| WRITTEN PROBLEM |
Check each line of the material below for "Embedding". Report how many have it, with no other words.
● ● ● ● ● ● ●
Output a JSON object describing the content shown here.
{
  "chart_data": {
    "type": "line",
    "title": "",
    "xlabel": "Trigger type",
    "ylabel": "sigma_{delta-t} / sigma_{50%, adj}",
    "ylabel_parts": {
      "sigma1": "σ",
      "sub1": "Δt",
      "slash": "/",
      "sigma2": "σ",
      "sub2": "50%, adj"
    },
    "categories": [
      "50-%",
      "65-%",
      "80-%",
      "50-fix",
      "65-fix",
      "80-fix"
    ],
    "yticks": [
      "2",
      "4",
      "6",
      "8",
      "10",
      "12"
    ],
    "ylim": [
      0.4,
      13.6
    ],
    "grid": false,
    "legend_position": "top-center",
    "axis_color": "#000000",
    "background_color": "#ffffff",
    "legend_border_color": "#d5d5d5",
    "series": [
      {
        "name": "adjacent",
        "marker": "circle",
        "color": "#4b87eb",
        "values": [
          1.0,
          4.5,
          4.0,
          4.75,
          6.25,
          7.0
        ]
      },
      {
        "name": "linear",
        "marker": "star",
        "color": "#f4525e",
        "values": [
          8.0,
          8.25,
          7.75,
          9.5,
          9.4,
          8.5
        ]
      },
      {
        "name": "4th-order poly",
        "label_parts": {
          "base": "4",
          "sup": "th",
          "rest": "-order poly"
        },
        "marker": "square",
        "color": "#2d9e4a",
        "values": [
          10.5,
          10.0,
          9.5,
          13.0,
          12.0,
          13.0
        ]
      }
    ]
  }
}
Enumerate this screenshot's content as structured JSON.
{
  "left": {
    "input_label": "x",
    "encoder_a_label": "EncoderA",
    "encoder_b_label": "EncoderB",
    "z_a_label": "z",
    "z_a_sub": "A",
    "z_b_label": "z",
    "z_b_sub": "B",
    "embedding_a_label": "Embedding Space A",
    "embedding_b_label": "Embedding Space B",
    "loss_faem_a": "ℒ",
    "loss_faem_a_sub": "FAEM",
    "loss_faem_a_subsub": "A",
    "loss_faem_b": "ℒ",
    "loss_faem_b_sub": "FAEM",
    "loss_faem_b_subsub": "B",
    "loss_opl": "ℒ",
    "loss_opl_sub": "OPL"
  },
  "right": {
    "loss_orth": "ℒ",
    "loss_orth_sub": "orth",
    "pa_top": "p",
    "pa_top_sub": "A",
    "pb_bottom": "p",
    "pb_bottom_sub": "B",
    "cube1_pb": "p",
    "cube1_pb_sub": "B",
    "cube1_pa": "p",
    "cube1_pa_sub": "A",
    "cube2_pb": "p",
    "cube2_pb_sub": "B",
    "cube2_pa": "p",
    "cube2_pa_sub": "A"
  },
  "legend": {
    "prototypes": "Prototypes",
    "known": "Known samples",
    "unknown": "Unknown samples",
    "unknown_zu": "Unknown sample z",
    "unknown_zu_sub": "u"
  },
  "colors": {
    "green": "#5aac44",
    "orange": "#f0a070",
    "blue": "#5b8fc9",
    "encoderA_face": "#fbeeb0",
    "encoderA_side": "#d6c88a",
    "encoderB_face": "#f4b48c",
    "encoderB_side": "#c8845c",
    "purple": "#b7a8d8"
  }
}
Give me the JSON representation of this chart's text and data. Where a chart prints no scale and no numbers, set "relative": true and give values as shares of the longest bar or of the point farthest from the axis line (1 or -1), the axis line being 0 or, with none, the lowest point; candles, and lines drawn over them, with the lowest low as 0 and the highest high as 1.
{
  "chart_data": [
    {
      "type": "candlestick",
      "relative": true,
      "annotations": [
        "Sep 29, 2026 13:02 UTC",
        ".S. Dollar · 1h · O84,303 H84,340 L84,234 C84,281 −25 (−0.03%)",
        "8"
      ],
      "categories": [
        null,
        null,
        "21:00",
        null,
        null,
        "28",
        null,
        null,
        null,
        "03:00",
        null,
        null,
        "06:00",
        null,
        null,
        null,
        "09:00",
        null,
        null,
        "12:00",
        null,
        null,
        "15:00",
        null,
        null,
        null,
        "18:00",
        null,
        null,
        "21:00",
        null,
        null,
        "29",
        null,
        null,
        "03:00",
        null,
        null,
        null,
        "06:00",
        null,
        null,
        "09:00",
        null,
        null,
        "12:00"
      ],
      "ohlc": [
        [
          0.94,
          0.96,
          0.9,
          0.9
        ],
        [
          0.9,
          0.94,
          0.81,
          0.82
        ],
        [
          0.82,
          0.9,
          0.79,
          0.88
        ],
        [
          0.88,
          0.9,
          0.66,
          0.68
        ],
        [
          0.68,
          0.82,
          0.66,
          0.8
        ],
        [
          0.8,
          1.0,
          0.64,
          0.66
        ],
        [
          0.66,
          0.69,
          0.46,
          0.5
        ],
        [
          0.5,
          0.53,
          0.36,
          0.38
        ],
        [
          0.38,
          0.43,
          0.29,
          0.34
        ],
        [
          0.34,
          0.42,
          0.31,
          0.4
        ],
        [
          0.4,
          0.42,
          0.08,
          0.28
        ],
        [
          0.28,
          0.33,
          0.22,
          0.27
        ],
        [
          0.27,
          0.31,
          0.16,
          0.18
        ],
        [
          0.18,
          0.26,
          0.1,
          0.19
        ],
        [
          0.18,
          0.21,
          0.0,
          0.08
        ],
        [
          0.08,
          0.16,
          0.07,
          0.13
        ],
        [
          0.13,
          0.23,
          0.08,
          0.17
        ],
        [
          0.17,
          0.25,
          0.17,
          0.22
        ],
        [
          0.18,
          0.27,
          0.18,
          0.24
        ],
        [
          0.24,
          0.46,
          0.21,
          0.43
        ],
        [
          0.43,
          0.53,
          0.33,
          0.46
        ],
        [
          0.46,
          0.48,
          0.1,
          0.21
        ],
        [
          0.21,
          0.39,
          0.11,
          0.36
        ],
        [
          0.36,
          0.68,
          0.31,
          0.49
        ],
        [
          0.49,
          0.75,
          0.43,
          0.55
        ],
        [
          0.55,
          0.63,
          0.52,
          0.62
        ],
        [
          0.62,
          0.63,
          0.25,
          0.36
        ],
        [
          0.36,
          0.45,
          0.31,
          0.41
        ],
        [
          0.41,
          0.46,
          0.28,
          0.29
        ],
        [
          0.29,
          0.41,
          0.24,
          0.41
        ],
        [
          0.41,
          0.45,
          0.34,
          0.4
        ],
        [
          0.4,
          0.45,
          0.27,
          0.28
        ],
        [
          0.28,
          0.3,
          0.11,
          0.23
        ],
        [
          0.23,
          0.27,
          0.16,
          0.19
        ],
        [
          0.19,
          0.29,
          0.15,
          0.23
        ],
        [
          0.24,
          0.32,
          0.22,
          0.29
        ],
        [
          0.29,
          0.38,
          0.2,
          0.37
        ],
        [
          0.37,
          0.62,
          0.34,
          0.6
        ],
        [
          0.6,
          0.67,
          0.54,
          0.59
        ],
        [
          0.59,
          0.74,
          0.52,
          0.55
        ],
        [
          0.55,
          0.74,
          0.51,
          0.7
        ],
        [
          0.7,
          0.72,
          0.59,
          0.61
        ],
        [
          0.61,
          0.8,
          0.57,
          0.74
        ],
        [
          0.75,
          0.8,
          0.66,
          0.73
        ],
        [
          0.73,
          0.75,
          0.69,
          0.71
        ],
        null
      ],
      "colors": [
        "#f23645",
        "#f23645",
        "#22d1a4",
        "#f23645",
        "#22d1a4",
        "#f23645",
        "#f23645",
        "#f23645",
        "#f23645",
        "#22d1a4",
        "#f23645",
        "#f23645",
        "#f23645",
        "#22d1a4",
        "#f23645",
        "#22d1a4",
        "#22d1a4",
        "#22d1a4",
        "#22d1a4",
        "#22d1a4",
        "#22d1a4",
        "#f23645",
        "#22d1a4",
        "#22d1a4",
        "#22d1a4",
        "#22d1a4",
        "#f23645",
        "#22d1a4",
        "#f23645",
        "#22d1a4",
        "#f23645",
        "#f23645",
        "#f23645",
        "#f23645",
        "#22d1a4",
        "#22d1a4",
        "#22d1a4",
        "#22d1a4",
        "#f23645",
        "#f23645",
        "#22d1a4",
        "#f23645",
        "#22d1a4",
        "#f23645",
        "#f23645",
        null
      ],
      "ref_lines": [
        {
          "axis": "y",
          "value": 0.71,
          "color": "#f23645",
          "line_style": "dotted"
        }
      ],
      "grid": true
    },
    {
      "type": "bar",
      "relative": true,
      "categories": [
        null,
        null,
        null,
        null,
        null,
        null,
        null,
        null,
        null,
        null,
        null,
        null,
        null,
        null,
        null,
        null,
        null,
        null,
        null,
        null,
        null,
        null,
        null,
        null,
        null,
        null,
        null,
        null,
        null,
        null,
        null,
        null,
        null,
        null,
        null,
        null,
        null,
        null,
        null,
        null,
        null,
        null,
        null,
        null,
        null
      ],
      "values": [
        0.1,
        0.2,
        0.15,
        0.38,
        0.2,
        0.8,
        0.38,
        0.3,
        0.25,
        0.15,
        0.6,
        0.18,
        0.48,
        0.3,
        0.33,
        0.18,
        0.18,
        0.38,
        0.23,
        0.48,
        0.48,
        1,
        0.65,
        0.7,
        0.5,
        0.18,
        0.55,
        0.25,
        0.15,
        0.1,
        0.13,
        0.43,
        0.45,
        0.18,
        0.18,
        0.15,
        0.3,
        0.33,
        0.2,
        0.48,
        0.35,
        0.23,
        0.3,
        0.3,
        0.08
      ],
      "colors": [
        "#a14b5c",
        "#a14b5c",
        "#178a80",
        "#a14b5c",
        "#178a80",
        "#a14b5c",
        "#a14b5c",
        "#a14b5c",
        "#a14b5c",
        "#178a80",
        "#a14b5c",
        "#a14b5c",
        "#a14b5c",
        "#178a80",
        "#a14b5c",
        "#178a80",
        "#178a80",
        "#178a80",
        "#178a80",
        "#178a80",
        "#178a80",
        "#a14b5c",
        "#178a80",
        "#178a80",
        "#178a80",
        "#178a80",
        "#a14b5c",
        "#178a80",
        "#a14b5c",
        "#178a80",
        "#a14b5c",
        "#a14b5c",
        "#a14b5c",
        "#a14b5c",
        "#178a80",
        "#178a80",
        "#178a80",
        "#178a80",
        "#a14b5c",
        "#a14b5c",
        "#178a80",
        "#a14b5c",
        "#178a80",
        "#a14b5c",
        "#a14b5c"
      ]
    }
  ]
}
● ● ● ● ● ● ●
| THE RESULT |
2